From the listing below, work out how many lines contain "GoldSilver". Reply with that number only.

[START]

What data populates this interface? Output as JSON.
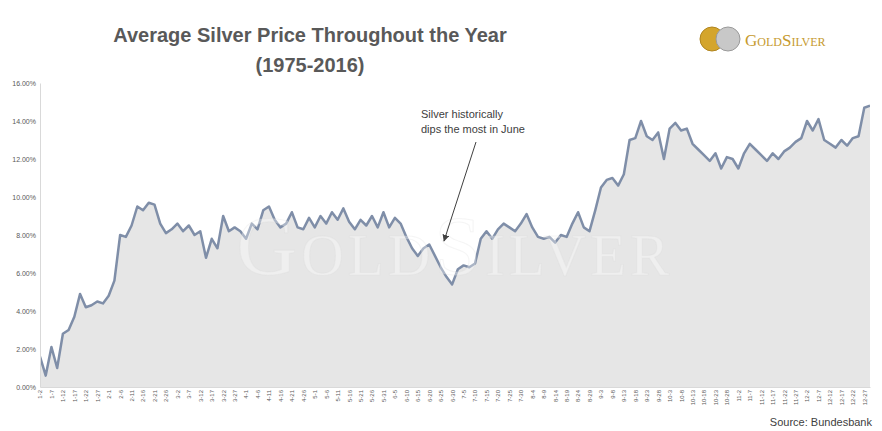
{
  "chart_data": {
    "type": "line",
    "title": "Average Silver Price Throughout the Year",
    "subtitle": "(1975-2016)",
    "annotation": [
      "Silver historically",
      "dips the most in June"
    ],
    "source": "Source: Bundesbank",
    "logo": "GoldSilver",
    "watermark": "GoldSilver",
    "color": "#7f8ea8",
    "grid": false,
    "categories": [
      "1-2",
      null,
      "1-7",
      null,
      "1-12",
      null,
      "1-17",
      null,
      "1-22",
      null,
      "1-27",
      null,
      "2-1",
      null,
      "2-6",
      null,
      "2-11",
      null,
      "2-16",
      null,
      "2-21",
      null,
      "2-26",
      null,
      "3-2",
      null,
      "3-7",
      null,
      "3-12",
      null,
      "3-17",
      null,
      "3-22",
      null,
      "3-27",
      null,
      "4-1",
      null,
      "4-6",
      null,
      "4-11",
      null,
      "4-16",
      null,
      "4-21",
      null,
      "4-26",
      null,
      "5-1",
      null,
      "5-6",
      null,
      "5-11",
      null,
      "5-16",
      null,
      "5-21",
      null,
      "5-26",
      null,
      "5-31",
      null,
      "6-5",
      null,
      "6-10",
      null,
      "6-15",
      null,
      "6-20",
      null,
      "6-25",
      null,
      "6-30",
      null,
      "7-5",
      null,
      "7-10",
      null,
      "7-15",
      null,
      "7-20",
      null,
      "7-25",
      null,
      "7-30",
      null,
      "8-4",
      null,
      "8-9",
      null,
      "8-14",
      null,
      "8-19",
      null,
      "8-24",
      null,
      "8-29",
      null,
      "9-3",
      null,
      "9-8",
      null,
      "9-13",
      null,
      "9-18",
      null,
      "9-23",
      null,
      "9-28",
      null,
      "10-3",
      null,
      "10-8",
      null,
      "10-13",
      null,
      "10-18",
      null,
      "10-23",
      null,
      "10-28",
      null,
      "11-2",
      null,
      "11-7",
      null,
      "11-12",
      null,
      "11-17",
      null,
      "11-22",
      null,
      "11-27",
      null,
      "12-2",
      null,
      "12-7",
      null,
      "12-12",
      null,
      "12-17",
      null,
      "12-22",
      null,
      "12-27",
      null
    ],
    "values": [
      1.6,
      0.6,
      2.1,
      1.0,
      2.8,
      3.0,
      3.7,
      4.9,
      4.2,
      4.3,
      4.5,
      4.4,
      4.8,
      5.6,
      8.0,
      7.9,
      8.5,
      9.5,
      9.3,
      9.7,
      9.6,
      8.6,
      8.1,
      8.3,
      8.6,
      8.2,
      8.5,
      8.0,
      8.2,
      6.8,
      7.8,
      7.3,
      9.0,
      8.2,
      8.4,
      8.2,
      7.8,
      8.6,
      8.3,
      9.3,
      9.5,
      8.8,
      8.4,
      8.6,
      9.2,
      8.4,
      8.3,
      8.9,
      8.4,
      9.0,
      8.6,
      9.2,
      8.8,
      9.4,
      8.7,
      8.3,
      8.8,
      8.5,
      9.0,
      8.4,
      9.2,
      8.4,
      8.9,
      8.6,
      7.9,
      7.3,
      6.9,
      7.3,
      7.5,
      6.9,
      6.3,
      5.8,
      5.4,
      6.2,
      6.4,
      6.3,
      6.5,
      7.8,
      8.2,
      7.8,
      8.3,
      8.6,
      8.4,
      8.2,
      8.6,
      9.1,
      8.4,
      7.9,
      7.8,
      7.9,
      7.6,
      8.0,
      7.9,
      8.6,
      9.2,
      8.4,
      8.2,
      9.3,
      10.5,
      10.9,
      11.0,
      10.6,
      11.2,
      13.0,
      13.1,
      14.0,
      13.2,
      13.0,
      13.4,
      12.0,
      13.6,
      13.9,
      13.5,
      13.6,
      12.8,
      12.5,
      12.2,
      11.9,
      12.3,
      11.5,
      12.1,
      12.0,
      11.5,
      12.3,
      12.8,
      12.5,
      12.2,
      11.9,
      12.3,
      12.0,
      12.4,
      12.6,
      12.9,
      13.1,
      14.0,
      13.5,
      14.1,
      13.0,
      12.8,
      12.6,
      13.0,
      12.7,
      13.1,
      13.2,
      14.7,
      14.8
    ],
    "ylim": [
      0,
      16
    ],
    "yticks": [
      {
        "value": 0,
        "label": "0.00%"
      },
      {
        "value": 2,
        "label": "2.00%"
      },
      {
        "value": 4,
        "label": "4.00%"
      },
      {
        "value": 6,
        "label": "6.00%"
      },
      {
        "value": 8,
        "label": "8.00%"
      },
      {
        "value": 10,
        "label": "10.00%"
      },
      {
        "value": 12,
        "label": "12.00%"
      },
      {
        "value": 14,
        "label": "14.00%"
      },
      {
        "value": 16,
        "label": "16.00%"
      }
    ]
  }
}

[END]
[START]

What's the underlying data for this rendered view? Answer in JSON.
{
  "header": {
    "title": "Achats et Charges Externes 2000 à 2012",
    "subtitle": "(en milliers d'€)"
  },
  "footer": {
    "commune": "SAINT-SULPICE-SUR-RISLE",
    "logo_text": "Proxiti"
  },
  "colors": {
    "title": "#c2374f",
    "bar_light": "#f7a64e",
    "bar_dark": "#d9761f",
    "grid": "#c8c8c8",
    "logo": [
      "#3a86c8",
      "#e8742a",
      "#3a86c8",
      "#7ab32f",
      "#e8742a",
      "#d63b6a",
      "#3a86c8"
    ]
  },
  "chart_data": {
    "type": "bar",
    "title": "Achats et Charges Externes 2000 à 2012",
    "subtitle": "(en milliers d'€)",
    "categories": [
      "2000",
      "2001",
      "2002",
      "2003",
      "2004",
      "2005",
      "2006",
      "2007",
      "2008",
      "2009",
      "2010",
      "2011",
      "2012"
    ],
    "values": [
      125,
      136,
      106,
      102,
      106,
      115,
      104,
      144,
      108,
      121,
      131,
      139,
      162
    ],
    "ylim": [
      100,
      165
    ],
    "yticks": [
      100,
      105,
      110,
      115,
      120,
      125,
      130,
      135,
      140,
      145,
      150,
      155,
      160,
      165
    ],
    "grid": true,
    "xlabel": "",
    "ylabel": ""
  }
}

[END]
[START]

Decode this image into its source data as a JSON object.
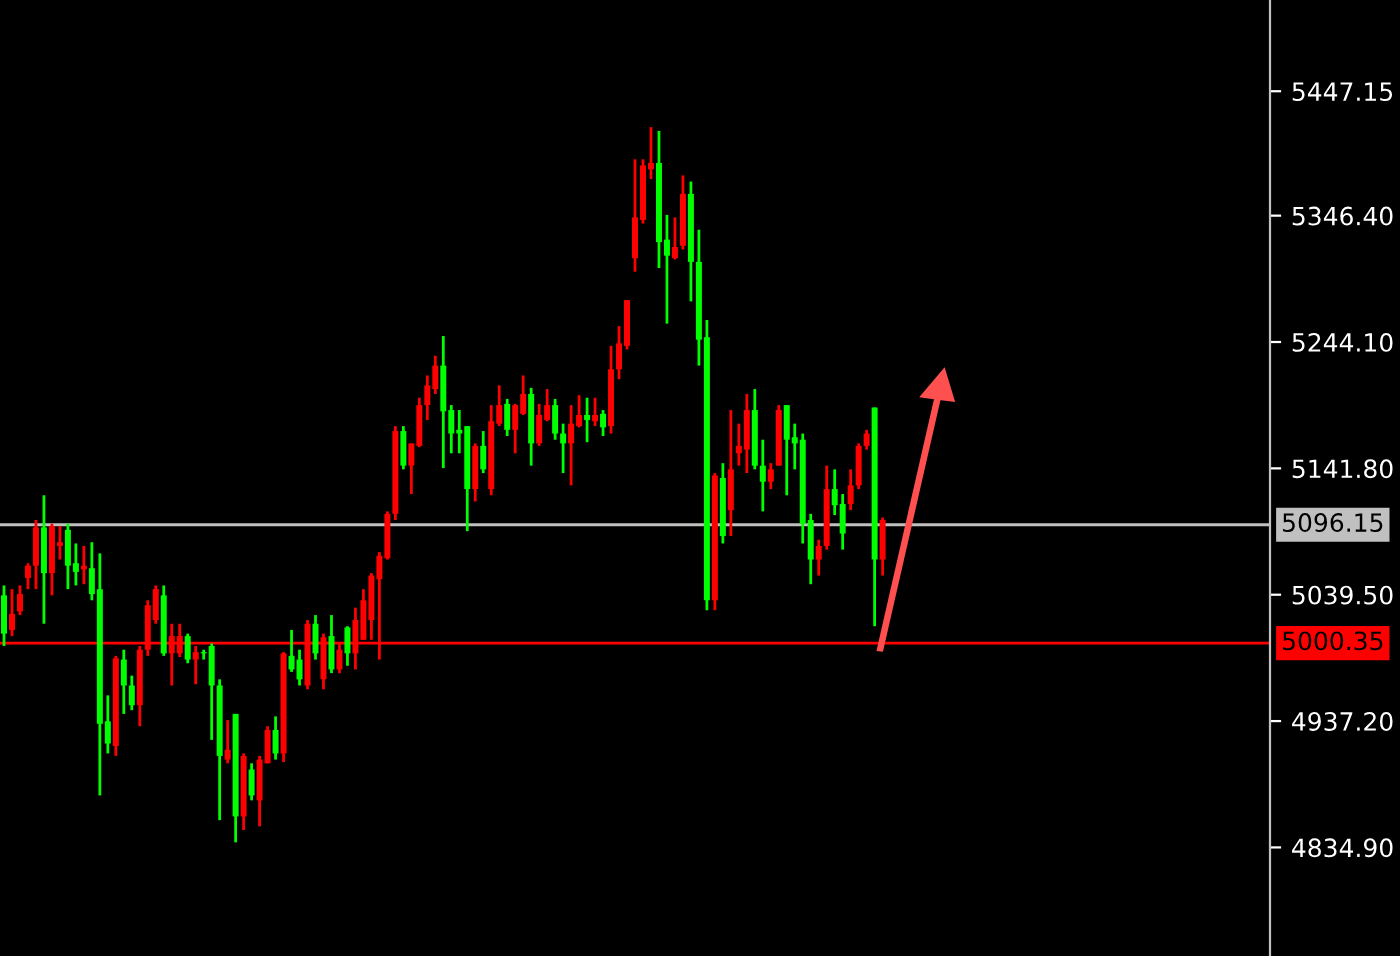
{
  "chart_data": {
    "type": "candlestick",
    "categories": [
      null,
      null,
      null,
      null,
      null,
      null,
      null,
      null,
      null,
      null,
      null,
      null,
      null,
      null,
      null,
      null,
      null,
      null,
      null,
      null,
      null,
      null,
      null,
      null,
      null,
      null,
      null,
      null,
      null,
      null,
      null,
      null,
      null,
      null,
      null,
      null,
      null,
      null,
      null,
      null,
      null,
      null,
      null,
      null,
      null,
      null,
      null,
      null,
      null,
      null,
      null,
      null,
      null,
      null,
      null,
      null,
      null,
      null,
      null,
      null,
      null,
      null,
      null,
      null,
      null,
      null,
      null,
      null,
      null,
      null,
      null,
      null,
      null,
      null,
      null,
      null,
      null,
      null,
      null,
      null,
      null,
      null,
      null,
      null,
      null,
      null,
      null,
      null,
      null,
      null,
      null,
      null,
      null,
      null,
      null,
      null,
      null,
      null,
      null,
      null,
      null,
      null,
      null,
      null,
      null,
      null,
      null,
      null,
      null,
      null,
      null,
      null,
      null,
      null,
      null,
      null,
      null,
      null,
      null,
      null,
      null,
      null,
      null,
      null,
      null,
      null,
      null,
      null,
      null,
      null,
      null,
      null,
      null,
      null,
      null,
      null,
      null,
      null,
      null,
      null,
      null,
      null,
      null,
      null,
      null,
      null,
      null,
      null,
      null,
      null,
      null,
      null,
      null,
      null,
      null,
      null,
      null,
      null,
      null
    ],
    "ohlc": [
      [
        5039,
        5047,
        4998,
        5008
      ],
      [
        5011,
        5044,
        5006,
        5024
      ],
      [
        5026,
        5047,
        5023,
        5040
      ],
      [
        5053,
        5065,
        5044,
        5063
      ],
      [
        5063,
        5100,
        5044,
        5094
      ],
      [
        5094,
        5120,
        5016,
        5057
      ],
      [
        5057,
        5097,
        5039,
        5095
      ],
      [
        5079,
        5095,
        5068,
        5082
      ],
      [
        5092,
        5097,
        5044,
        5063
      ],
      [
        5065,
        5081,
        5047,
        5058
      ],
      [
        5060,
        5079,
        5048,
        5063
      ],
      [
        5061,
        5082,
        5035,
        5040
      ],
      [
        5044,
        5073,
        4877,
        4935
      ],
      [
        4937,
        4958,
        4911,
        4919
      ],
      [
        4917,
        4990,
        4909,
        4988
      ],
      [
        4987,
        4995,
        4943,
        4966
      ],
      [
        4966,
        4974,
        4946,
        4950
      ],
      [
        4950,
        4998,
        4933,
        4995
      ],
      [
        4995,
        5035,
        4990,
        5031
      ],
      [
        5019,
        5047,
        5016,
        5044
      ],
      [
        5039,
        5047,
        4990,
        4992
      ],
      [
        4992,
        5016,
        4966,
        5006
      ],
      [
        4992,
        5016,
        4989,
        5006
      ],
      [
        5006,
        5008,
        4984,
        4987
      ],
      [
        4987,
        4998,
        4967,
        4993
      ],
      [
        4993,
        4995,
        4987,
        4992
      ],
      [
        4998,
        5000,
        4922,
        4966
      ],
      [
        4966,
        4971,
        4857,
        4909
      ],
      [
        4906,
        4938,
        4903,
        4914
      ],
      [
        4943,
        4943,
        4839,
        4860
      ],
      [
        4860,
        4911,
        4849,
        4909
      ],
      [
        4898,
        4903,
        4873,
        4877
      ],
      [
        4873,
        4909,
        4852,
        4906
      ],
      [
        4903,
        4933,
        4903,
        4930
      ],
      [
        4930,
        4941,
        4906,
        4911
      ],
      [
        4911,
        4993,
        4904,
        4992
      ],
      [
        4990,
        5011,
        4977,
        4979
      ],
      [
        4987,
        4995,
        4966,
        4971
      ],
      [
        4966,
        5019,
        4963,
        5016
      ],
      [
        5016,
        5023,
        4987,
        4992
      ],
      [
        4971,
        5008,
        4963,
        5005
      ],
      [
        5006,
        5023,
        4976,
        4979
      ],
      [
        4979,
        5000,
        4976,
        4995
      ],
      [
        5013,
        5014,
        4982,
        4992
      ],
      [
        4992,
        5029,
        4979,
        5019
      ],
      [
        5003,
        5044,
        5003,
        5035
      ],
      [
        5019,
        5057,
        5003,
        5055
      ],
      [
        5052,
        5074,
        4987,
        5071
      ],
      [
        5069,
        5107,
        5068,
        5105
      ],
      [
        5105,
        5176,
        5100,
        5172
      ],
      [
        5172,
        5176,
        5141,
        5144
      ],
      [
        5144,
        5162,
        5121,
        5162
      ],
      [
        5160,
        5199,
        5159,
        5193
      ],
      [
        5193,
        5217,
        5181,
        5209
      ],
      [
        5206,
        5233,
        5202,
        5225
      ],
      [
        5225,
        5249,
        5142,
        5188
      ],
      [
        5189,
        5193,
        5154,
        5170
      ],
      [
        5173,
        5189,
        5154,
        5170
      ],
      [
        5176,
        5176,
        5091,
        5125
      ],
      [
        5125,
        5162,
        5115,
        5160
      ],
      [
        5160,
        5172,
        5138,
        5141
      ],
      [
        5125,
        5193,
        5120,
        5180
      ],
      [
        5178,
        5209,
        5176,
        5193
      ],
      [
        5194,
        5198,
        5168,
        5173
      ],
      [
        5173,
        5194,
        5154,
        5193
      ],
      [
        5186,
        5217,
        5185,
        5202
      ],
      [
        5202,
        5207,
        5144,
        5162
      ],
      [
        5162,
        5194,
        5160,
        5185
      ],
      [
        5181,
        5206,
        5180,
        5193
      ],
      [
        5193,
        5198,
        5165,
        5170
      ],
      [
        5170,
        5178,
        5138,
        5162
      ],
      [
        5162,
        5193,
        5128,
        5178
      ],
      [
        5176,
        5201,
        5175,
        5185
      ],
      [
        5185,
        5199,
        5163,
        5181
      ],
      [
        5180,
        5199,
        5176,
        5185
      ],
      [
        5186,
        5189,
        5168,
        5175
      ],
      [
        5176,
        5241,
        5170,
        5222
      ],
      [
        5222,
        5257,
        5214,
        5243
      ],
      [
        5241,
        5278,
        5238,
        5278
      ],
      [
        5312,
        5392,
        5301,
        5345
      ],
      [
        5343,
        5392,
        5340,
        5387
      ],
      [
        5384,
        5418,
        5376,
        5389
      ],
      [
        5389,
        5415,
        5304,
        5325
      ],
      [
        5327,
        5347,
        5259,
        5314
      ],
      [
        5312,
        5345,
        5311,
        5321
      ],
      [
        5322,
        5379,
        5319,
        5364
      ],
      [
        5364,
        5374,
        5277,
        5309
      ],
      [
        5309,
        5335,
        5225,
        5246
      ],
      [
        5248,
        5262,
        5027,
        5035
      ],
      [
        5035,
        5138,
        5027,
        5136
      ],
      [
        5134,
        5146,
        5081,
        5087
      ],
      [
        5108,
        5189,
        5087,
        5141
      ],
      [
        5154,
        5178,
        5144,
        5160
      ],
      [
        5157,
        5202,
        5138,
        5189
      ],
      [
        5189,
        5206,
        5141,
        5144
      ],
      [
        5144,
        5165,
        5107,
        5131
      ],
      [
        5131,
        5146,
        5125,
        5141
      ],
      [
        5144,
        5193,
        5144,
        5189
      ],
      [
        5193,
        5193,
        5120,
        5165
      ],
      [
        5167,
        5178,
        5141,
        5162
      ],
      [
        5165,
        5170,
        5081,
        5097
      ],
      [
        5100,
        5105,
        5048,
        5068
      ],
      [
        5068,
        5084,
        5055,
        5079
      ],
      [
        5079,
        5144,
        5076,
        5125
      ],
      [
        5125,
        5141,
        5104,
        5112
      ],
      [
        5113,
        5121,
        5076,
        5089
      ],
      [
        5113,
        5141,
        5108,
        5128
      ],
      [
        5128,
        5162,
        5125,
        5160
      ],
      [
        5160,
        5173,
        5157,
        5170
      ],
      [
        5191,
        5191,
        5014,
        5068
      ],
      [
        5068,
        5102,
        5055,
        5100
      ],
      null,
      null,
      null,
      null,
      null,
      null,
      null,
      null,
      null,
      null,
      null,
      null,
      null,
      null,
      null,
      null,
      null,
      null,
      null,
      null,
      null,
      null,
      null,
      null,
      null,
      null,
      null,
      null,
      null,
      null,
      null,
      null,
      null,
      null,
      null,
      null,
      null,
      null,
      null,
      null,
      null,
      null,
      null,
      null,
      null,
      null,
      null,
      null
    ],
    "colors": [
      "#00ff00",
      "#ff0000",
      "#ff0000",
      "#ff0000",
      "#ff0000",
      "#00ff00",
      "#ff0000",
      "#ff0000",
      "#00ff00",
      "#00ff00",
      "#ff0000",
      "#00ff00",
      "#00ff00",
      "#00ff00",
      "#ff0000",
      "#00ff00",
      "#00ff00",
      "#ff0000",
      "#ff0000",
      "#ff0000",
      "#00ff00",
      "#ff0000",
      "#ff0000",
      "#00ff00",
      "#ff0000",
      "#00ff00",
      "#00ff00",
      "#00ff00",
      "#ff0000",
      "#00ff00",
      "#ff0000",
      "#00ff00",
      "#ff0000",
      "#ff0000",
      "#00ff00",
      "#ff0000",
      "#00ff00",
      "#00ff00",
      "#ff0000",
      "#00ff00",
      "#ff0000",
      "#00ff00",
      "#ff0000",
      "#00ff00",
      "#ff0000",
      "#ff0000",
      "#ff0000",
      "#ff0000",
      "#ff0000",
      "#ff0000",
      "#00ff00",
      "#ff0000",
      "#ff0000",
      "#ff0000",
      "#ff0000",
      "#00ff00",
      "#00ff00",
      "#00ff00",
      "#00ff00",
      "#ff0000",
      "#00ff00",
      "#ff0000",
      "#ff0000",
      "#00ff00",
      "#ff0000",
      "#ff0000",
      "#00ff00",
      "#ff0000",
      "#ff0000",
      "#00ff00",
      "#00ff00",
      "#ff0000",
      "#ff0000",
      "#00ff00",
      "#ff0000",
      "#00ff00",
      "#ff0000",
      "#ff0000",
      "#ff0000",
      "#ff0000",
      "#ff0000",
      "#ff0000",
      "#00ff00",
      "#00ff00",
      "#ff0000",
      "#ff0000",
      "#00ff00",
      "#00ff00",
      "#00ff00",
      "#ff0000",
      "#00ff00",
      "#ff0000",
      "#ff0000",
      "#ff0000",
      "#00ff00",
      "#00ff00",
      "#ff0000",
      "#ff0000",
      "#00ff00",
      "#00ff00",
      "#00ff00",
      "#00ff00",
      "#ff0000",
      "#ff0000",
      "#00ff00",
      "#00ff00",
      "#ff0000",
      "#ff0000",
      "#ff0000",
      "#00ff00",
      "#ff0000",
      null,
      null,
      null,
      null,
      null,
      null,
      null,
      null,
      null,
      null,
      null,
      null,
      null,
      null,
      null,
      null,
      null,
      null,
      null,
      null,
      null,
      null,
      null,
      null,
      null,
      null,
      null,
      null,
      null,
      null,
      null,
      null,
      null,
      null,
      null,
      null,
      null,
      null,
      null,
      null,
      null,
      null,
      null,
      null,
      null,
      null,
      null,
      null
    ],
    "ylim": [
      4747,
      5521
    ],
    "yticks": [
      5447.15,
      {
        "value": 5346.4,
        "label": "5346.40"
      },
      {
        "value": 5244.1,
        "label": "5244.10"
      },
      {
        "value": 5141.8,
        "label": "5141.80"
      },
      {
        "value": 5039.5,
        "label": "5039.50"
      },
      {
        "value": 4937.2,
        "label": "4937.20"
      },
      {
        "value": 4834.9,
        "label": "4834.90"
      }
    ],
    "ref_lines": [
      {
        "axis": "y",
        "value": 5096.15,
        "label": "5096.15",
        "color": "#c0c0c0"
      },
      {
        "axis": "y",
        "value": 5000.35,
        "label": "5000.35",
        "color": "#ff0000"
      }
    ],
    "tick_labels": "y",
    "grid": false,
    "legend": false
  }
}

[END]

» **WRITTEN SOLUTION**
2